- _AIM OF THE EXERCISE_: Find every line with the string "воспроизводство" in it, count them, and reply with that count only.
START SOURCE RECORDS
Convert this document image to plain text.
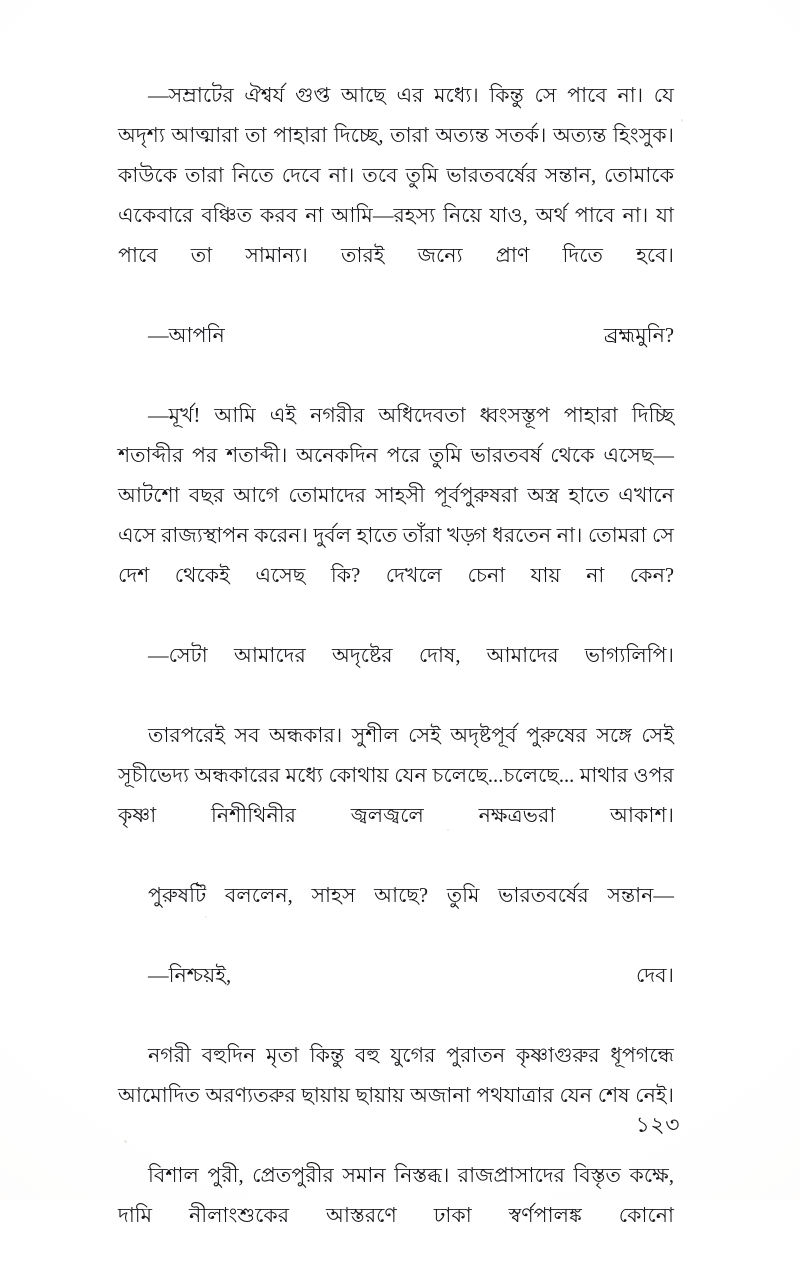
—সম্রাটের ঐশ্বর্য গুপ্ত আছে এর মধ্যে। কিন্তু সে পাবে না। যে অদৃশ্য আত্মারা তা পাহারা দিচ্ছে, তারা অত্যন্ত সতর্ক। অত্যন্ত হিংসুক। কাউকে তারা নিতে দেবে না। তবে তুমি ভারতবর্ষের সন্তান, তোমাকে একেবারে বঞ্চিত করব না আমি—রহস্য নিয়ে যাও, অর্থ পাবে না। যা পাবে তা সামান্য। তারই জন্যে প্রাণ দিতে হবে।

—আপনি ব্রহ্মমুনি?

—মূর্খ! আমি এই নগরীর অধিদেবতা ধ্বংসস্তূপ পাহারা দিচ্ছি শতাব্দীর পর শতাব্দী। অনেকদিন পরে তুমি ভারতবর্ষ থেকে এসেছ—আটশো বছর আগে তোমাদের সাহসী পূর্বপুরুষরা অস্ত্র হাতে এখানে এসে রাজ্যস্থাপন করেন। দুর্বল হাতে তাঁরা খড়্গ ধরতেন না। তোমরা সে দেশ থেকেই এসেছ কি? দেখলে চেনা যায় না কেন?

—সেটা আমাদের অদৃষ্টের দোষ, আমাদের ভাগ্যলিপি।

তারপরেই সব অন্ধকার। সুশীল সেই অদৃষ্টপূর্ব পুরুষের সঙ্গে সেই সূচীভেদ্য অন্ধকারের মধ্যে কোথায় যেন চলেছে...চলেছে... মাথার ওপর কৃষ্ণা নিশীথিনীর জ্বলজ্বলে নক্ষত্রভরা আকাশ।

পুরুষটি বললেন, সাহস আছে? তুমি ভারতবর্ষের সন্তান—

—নিশ্চয়ই, দেব।

নগরী বহুদিন মৃতা কিন্তু বহু যুগের পুরাতন কৃষ্ণাগুরুর ধূপগন্ধে আমোদিত অরণ্যতরুর ছায়ায় ছায়ায় অজানা পথযাত্রার যেন শেষ নেই।

বিশাল পুরী, প্রেতপুরীর সমান নিস্তব্ধ। রাজপ্রাসাদের বিস্তৃত কক্ষে, দামি নীলাংশুকের আস্তরণে ঢাকা স্বর্ণপালঙ্ক কোনো

১২৩
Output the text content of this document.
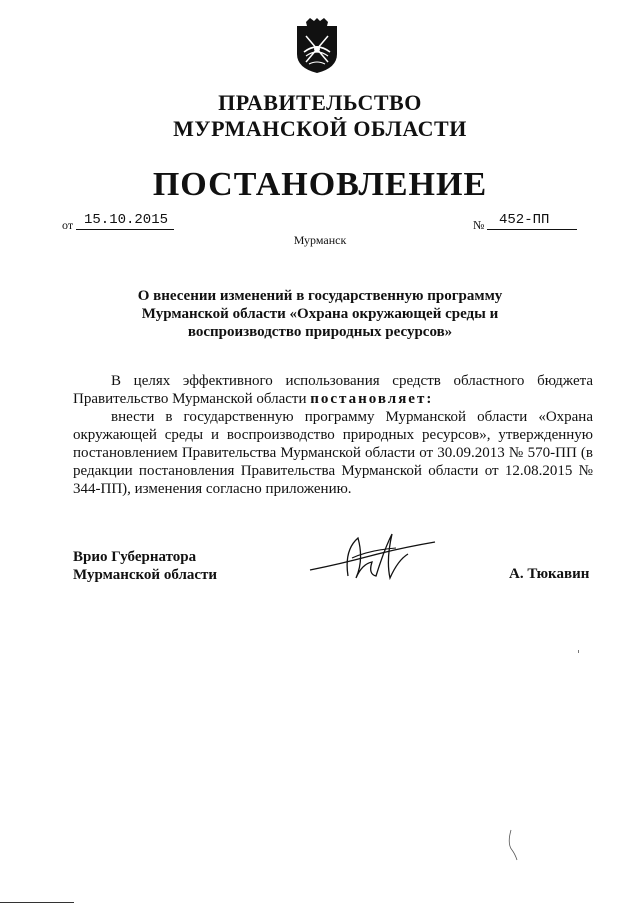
ПРАВИТЕЛЬСТВО
МУРМАНСКОЙ ОБЛАСТИ
ПОСТАНОВЛЕНИЕ
от 15.10.2015	№ 452-ПП
Мурманск
О внесении изменений в государственную программу
Мурманской области «Охрана окружающей среды и
воспроизводство природных ресурсов»

В целях эффективного использования средств областного бюджета Правительство Мурманской области постановляет:

внести в государственную программу Мурманской области «Охрана окружающей среды и воспроизводство природных ресурсов», утвержденную постановлением Правительства Мурманской области от 30.09.2013 № 570-ПП (в редакции постановления Правительства Мурманской области от 12.08.2015 № 344-ПП), изменения согласно приложению.

Врио Губернатора
Мурманской области	А. Тюкавин
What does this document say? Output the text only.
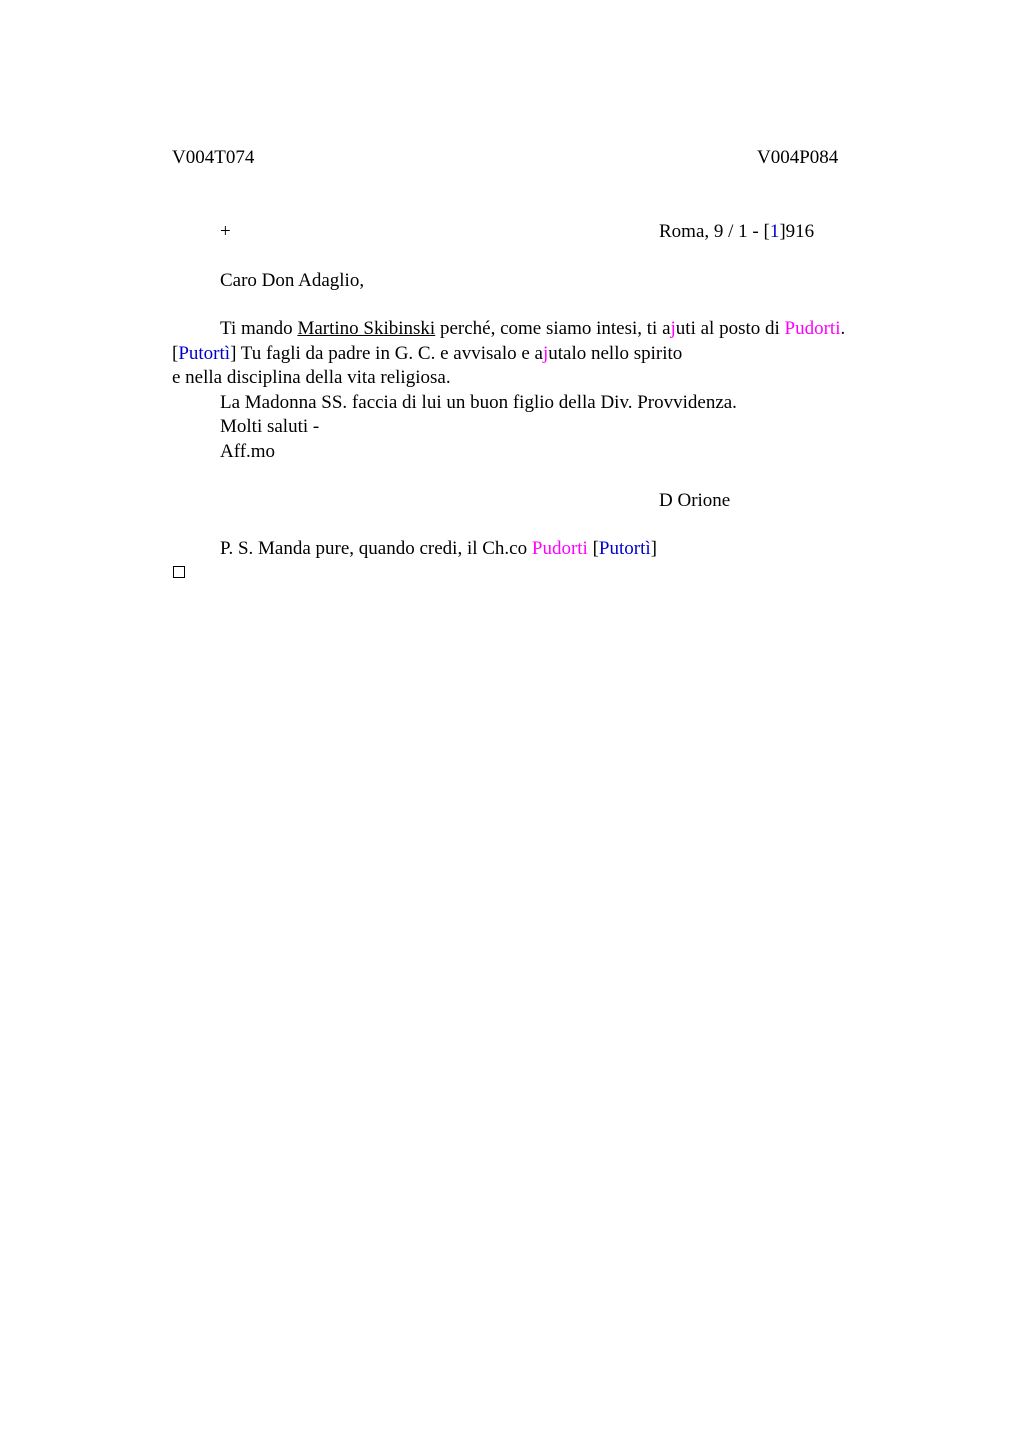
V004T074	V004P084
+	Roma, 9 / 1 - [1]916
Caro Don Adaglio,
Ti mando Martino Skibinski perché, come siamo intesi, ti ajuti al posto di Pudorti.
[Putortì] Tu fagli da padre in G. C. e avvisalo e ajutalo nello spirito
e nella disciplina della vita religiosa.
La Madonna SS. faccia di lui un buon figlio della Div. Provvidenza.
Molti saluti -
Aff.mo
D Orione
P. S. Manda pure, quando credi, il Ch.co Pudorti [Putortì]
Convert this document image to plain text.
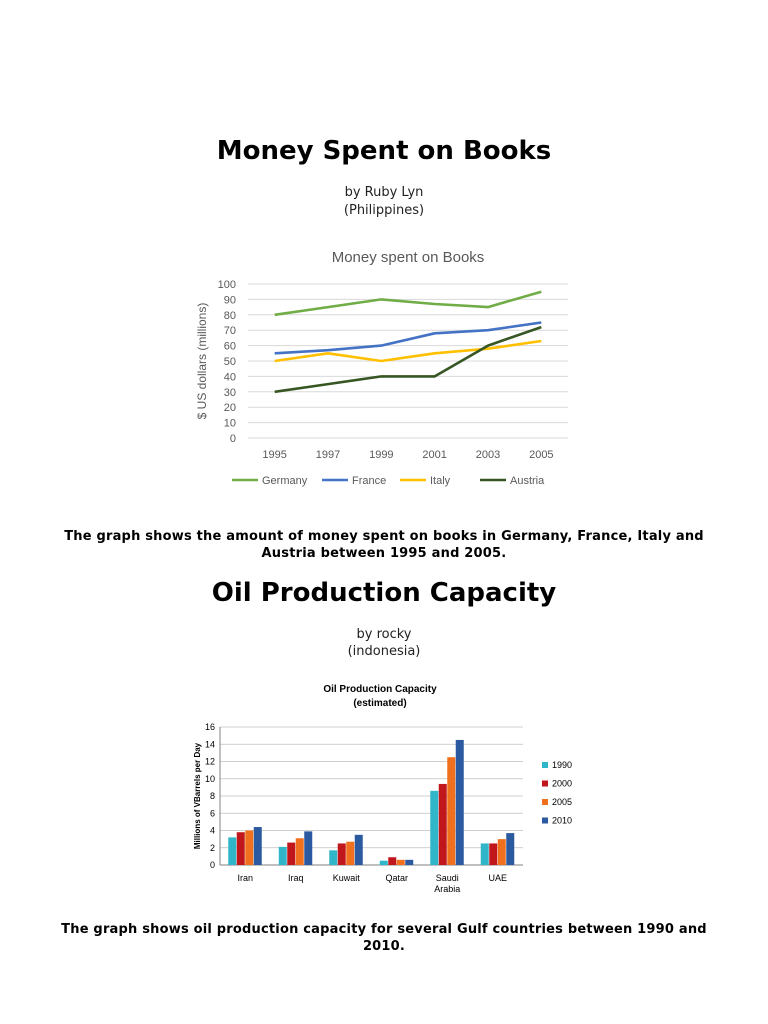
Money Spent on Books
by Ruby Lyn
(Philippines)
Money spent on Books
0
10
20
30
40
50
60
70
80
90
100
1995	1997	1999	2001	2003	2005
$ US dollars (millions)
Germany	France	Italy	Austria
The graph shows the amount of money spent on books in Germany, France, Italy and Austria between 1995 and 2005.
Oil Production Capacity
by rocky
(indonesia)
Oil Production Capacity
(estimated)
0
2
4
6
8
10
12
14
16
Millions of VBarrels per Day
Iran	Iraq	Kuwait	Qatar	Saudi
Arabia
UAE
1990
2000
2005
2010
The graph shows oil production capacity for several Gulf countries between 1990 and 2010.
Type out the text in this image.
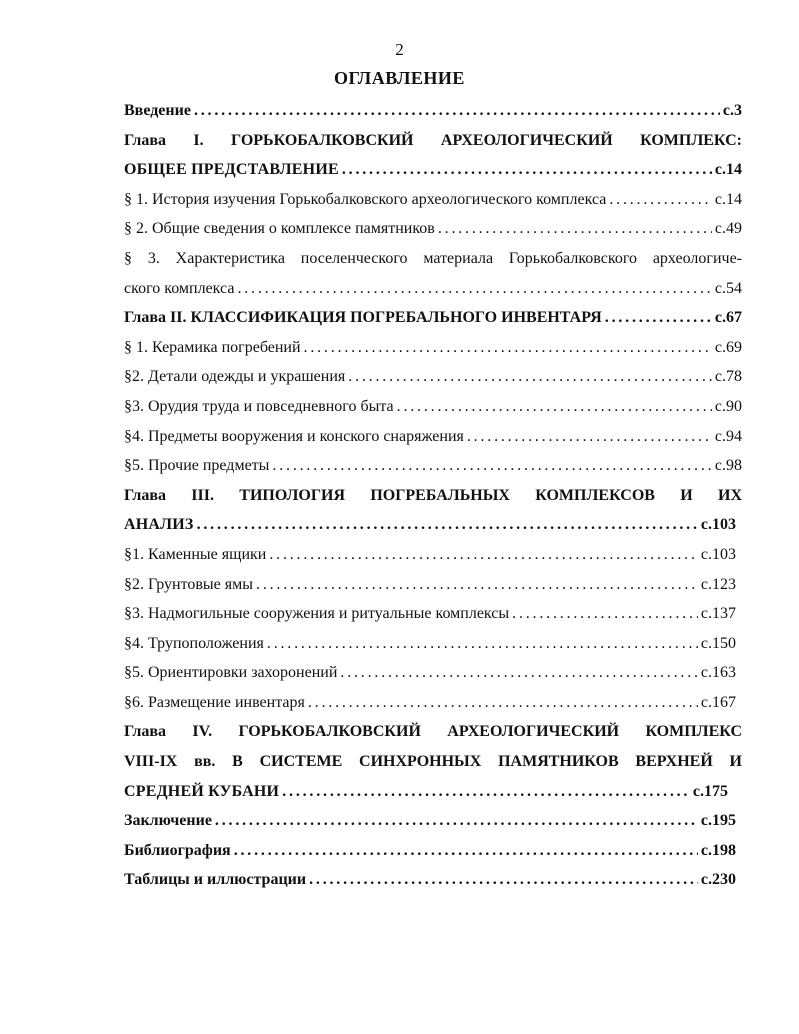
2
ОГЛАВЛЕНИЕ
Введение . . .	с.3
Глава I. ГОРЬКОБАЛКОВСКИЙ АРХЕОЛОГИЧЕСКИЙ КОМПЛЕКС:
ОБЩЕЕ ПРЕДСТАВЛЕНИЕ . . .	с.14
§ 1. История изучения Горькобалковского археологического комплекса . . .	с.14
§ 2. Общие сведения о комплексе памятников . . .	с.49
§ 3. Характеристика поселенческого материала Горькобалковского археологиче-
ского комплекса . . .	с.54
Глава II. КЛАССИФИКАЦИЯ ПОГРЕБАЛЬНОГО ИНВЕНТАРЯ . . .	с.67
§ 1. Керамика погребений . . .	с.69
§2. Детали одежды и украшения . . .	с.78
§3. Орудия труда и повседневного быта . . .	с.90
§4. Предметы вооружения и конского снаряжения . . .	с.94
§5. Прочие предметы . . .	с.98
Глава III. ТИПОЛОГИЯ ПОГРЕБАЛЬНЫХ КОМПЛЕКСОВ И ИХ
АНАЛИЗ . . .	с.103
§1. Каменные ящики . . .	с.103
§2. Грунтовые ямы . . .	с.123
§3. Надмогильные сооружения и ритуальные комплексы . . .	с.137
§4. Трупоположения . . .	с.150
§5. Ориентировки захоронений . . .	с.163
§6. Размещение инвентаря . . .	с.167
Глава IV. ГОРЬКОБАЛКОВСКИЙ АРХЕОЛОГИЧЕСКИЙ КОМПЛЕКС
VIII-IX вв. В СИСТЕМЕ СИНХРОННЫХ ПАМЯТНИКОВ ВЕРХНЕЙ И
СРЕДНЕЙ КУБАНИ . . .	с.175
Заключение . . .	с.195
Библиография . . .	с.198
Таблицы и иллюстрации . . .	с.230
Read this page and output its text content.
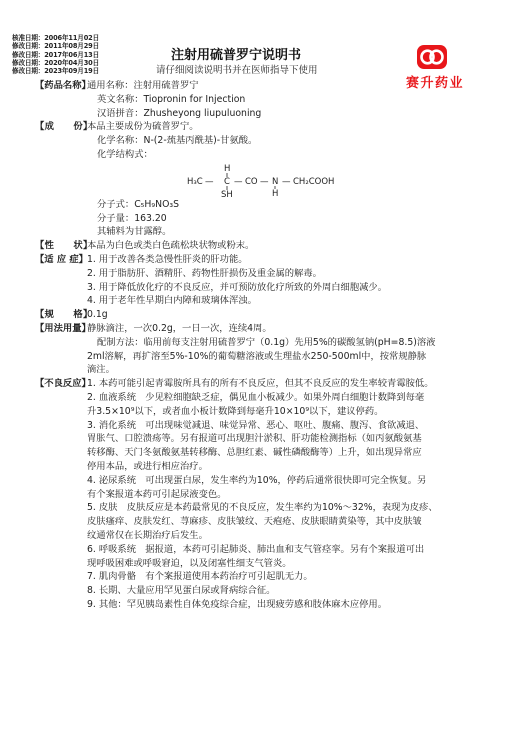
核准日期：2006年11月02日
修改日期：2011年08月29日
修改日期：2017年06月13日
修改日期：2020年04月30日
修改日期：2023年09月19日
注射用硫普罗宁说明书
请仔细阅读说明书并在医师指导下使用
赛升药业
【药品名称】
通用名称：注射用硫普罗宁
英文名称：Tiopronin for Injection
汉语拼音：Zhusheyong liupuluoning
【成　　份】
本品主要成份为硫普罗宁。
化学名称：N-(2-巯基丙酰基)-甘氨酸。
化学结构式：
H
H₃C — C — CO — N — CH₂COOH
SH	H
分子式：C₅H₉NO₃S
分子量：163.20
其辅料为甘露醇。
【性　　状】
本品为白色或类白色疏松块状物或粉末。
【适 应 症】 1. 用于改善各类急慢性肝炎的肝功能。
2. 用于脂肪肝、酒精肝、药物性肝损伤及重金属的解毒。
3. 用于降低放化疗的不良反应，并可预防放化疗所致的外周白细胞减少。
4. 用于老年性早期白内障和玻璃体浑浊。
【规　　格】
0.1g
【用法用量】
静脉滴注，一次0.2g，一日一次，连续4周。
配制方法：临用前每支注射用硫普罗宁（0.1g）先用5%的碳酸氢钠(pH=8.5)溶液
2ml溶解，再扩溶至5%-10%的葡萄糖溶液或生理盐水250-500ml中，按常规静脉
滴注。
【不良反应】
1. 本药可能引起青霉胺所具有的所有不良反应，但其不良反应的发生率较青霉胺低。
2. 血液系统　少见粒细胞缺乏症，偶见血小板减少。如果外周白细胞计数降到每毫
升3.5×10⁹以下，或者血小板计数降到每毫升10×10⁹以下，建议停药。
3. 消化系统　可出现味觉减退、味觉异常、恶心、呕吐、腹痛、腹泻、食欲减退、
胃胀气、口腔溃疡等。另有报道可出现胆汁淤积、肝功能检测指标（如丙氨酸氨基
转移酶、天门冬氨酸氨基转移酶、总胆红素、碱性磷酸酶等）上升，如出现异常应
停用本品，或进行相应治疗。
4. 泌尿系统　可出现蛋白尿，发生率约为10%，停药后通常很快即可完全恢复。另
有个案报道本药可引起尿液变色。
5. 皮肤　皮肤反应是本药最常见的不良反应，发生率约为10%～32%，表现为皮疹、
皮肤瘙痒、皮肤发红、荨麻疹、皮肤皱纹、天疱疮、皮肤眼睛黄染等，其中皮肤皱
纹通常仅在长期治疗后发生。
6. 呼吸系统　据报道，本药可引起肺炎、肺出血和支气管痉挛。另有个案报道可出
现呼吸困难或呼吸窘迫，以及闭塞性细支气管炎。
7. 肌肉骨骼　有个案报道使用本药治疗可引起肌无力。
8. 长期、大量应用罕见蛋白尿或肾病综合征。
9. 其他：罕见胰岛素性自体免疫综合症，出现疲劳感和肢体麻木应停用。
END SOURCE RECORDS
- _WRITTEN ANSWER_: 2